Understanding and using C/C++ Pointers.
2. Pointers and array.
3. Pointers and function.
4. Pointers and structure data type.
5. Tutorial references that should be used together with this worksheet are C & C++ pointers part 1 and
C & C++ pointers part 2.
■ When we create and declare a variable, for example:
int i = 77;
■ The compiler assigns an address to that variable. i will be stored at one specific address in
computer’s memory system. The computer memory is normally Random Access memory
(RAM). Which part of the RAM will be used to store the variable and other things declared and used
in programs determined by the compiler and depending on the addressing mode used by
processor. You can get the detail story for C/C++ compiler in Module W and Module Buffer
overflow and see how the C/C.++ program elements stored in different part of the memory area.
To understand the addressing used, you need to learn about the microprocessor and it is not in
our scope of discussion.
************
GIVEN PROBLEM A: Repeat the pointers text in full, word for word.
These entries have no connection to the pointers text.

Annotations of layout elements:
************
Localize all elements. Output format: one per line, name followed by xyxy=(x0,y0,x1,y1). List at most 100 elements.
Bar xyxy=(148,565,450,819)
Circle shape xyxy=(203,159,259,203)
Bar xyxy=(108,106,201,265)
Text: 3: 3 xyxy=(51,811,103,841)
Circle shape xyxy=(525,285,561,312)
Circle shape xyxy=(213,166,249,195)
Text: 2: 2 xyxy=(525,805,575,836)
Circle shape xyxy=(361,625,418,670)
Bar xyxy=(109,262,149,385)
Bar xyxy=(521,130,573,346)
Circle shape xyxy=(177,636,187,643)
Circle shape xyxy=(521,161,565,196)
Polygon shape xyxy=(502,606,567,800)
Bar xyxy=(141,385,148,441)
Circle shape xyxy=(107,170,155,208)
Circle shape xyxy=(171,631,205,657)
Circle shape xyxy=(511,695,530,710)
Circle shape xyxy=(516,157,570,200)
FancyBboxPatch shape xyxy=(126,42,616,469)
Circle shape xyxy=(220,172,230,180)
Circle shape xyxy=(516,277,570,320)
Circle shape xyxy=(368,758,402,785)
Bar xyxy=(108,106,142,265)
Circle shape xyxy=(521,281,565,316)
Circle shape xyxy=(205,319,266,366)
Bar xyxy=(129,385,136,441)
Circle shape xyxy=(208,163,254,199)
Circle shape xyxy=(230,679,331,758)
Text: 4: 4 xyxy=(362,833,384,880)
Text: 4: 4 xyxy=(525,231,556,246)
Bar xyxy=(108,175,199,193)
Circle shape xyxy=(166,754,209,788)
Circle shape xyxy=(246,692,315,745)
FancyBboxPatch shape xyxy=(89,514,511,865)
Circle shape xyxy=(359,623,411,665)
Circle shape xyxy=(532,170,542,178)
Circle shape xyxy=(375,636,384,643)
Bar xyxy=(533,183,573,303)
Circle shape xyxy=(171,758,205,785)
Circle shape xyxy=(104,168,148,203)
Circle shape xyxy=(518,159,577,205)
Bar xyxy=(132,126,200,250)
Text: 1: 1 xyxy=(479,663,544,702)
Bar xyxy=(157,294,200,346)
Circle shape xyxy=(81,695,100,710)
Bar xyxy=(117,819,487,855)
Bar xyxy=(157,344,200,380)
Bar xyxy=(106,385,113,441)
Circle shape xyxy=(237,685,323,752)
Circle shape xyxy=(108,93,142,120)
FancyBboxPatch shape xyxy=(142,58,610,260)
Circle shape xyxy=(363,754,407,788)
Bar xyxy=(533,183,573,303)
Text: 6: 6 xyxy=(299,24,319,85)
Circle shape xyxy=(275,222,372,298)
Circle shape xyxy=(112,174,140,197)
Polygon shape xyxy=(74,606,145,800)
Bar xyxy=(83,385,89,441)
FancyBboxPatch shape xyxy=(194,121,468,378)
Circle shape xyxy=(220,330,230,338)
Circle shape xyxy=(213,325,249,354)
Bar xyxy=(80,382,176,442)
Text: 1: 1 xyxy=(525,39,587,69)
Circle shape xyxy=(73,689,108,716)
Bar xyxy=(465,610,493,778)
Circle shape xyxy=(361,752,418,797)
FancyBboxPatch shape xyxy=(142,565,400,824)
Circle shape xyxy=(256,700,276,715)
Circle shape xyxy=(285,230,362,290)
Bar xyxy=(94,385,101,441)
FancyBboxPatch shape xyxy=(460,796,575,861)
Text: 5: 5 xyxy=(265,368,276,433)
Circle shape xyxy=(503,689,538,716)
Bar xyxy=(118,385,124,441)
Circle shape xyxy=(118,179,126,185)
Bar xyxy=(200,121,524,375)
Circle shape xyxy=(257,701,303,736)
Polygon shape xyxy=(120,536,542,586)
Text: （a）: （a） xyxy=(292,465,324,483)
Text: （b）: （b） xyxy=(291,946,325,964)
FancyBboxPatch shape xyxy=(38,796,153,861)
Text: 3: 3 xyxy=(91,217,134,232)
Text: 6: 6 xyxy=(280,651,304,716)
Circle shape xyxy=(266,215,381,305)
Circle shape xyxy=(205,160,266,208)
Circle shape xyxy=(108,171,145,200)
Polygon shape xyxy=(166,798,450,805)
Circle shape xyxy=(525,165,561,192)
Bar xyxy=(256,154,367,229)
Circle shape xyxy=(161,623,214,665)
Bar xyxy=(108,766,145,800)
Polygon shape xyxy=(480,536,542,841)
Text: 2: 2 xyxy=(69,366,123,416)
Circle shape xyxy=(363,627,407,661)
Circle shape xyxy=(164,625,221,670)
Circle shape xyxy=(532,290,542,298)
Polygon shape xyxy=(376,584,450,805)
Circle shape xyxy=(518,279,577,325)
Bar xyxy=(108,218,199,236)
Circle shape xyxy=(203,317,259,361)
************
GIVEN PROBLEM B: Render the entries from the first line through the line containing "Circle shape xyxy=(516,277,570,320)" as a Markdown table with the columns Row and Line, skipping blank lines.

REPLY A:
Understanding and using C/C++ Pointers.
2. Pointers and array.
3. Pointers and function.
4. Pointers and structure data type.
5. Tutorial references that should be used together with this worksheet are C & C++ pointers part 1 and
C & C++ pointers part 2.
■ When we create and declare a variable, for example:
int i = 77;
■ The compiler assigns an address to that variable. i will be stored at one specific address in
computer’s memory system. The computer memory is normally Random Access memory
(RAM). Which part of the RAM will be used to store the variable and other things declared and used
in programs determined by the compiler and depending on the addressing mode used by
processor. You can get the detail story for C/C++ compiler in Module W and Module Buffer
overflow and see how the C/C.++ program elements stored in different part of the memory area.
To understand the addressing used, you need to learn about the microprocessor and it is not in
our scope of discussion.

REPLY B:
| Row | Line |
|---|---|
| 1 | Localize all elements. Output format: one per line, name followed by xyxy=(x0,y0,x1,y1). List at most 100 elements. |
| 2 | Bar xyxy=(148,565,450,819) |
| 3 | Circle shape xyxy=(203,159,259,203) |
| 4 | Bar xyxy=(108,106,201,265) |
| 5 | Text: 3: 3 xyxy=(51,811,103,841) |
| 6 | Circle shape xyxy=(525,285,561,312) |
| 7 | Circle shape xyxy=(213,166,249,195) |
| 8 | Text: 2: 2 xyxy=(525,805,575,836) |
| 9 | Circle shape xyxy=(361,625,418,670) |
| 10 | Bar xyxy=(109,262,149,385) |
| 11 | Bar xyxy=(521,130,573,346) |
| 12 | Circle shape xyxy=(177,636,187,643) |
| 13 | Circle shape xyxy=(521,161,565,196) |
| 14 | Polygon shape xyxy=(502,606,567,800) |
| 15 | Bar xyxy=(141,385,148,441) |
| 16 | Circle shape xyxy=(107,170,155,208) |
| 17 | Circle shape xyxy=(171,631,205,657) |
| 18 | Circle shape xyxy=(511,695,530,710) |
| 19 | Circle shape xyxy=(516,157,570,200) |
| 20 | FancyBboxPatch shape xyxy=(126,42,616,469) |
| 21 | Circle shape xyxy=(220,172,230,180) |
| 22 | Circle shape xyxy=(516,277,570,320) |